Work to complete: Reproduce the listing exactly and skip over any pictures.

----------------------------------------

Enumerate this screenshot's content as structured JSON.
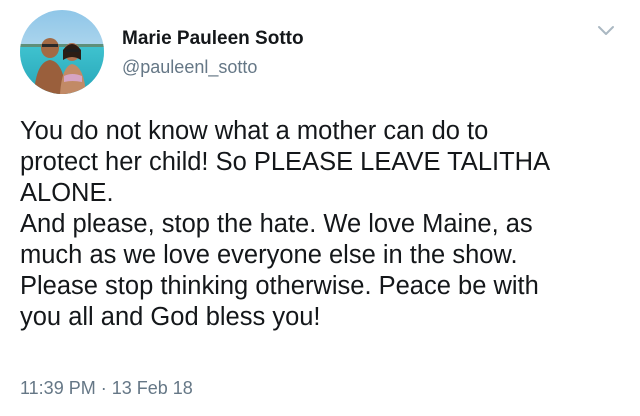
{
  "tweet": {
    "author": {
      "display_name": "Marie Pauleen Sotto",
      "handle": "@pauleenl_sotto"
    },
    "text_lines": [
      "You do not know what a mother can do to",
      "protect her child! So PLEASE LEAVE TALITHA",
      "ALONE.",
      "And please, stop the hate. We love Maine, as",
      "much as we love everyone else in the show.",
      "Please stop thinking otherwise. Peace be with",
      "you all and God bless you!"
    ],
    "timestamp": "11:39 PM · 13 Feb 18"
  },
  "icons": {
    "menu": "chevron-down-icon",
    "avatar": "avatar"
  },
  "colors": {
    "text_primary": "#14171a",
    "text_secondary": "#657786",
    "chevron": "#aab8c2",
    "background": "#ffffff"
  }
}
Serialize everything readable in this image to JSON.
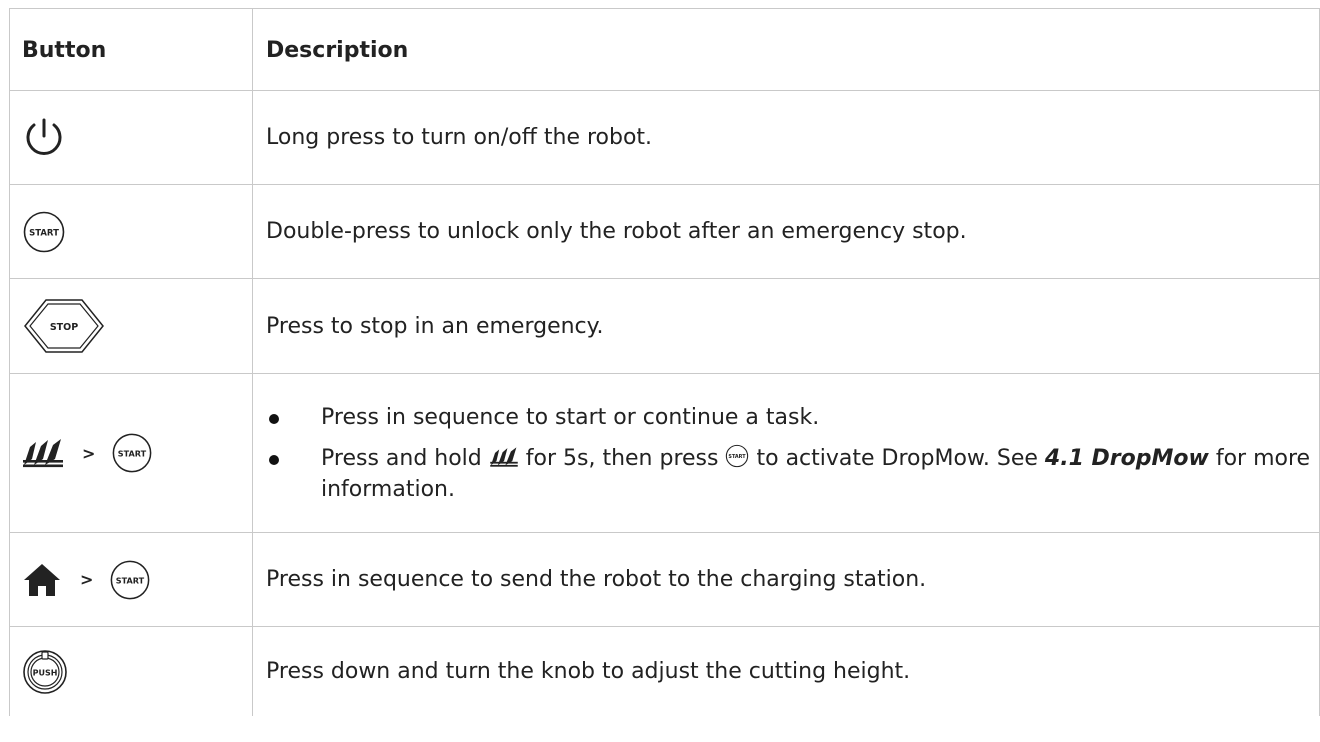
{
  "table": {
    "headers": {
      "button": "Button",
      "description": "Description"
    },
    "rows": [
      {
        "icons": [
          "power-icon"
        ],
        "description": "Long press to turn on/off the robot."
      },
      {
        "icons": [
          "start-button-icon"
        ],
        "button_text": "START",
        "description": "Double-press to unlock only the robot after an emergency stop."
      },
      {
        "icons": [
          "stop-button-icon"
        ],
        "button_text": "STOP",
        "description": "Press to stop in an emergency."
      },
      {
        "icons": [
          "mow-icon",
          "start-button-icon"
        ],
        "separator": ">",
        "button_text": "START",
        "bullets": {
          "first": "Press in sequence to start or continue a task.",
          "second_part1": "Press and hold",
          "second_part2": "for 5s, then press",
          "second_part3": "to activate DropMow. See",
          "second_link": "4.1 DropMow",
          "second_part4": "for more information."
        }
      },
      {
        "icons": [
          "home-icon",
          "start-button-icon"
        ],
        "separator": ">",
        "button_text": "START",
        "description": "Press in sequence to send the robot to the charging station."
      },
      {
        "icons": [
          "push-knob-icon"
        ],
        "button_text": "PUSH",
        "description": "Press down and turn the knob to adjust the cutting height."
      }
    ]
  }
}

----------------------------------------

Worked answer:
Enumerate this screenshot's content as structured JSON.
{
  "tweet": {
    "author": {
      "display_name": "Marie Pauleen Sotto",
      "handle": "@pauleenl_sotto"
    },
    "text_lines": [
      "You do not know what a mother can do to",
      "protect her child! So PLEASE LEAVE TALITHA",
      "ALONE.",
      "And please, stop the hate. We love Maine, as",
      "much as we love everyone else in the show.",
      "Please stop thinking otherwise. Peace be with",
      "you all and God bless you!"
    ],
    "timestamp": "11:39 PM · 13 Feb 18"
  },
  "icons": {
    "menu": "chevron-down-icon",
    "avatar": "avatar"
  },
  "colors": {
    "text_primary": "#14171a",
    "text_secondary": "#657786",
    "chevron": "#aab8c2",
    "background": "#ffffff"
  }
}
Serialize everything readable in this image to JSON.
{
  "table": {
    "headers": {
      "button": "Button",
      "description": "Description"
    },
    "rows": [
      {
        "icons": [
          "power-icon"
        ],
        "description": "Long press to turn on/off the robot."
      },
      {
        "icons": [
          "start-button-icon"
        ],
        "button_text": "START",
        "description": "Double-press to unlock only the robot after an emergency stop."
      },
      {
        "icons": [
          "stop-button-icon"
        ],
        "button_text": "STOP",
        "description": "Press to stop in an emergency."
      },
      {
        "icons": [
          "mow-icon",
          "start-button-icon"
        ],
        "separator": ">",
        "button_text": "START",
        "bullets": {
          "first": "Press in sequence to start or continue a task.",
          "second_part1": "Press and hold",
          "second_part2": "for 5s, then press",
          "second_part3": "to activate DropMow. See",
          "second_link": "4.1 DropMow",
          "second_part4": "for more information."
        }
      },
      {
        "icons": [
          "home-icon",
          "start-button-icon"
        ],
        "separator": ">",
        "button_text": "START",
        "description": "Press in sequence to send the robot to the charging station."
      },
      {
        "icons": [
          "push-knob-icon"
        ],
        "button_text": "PUSH",
        "description": "Press down and turn the knob to adjust the cutting height."
      }
    ]
  }
}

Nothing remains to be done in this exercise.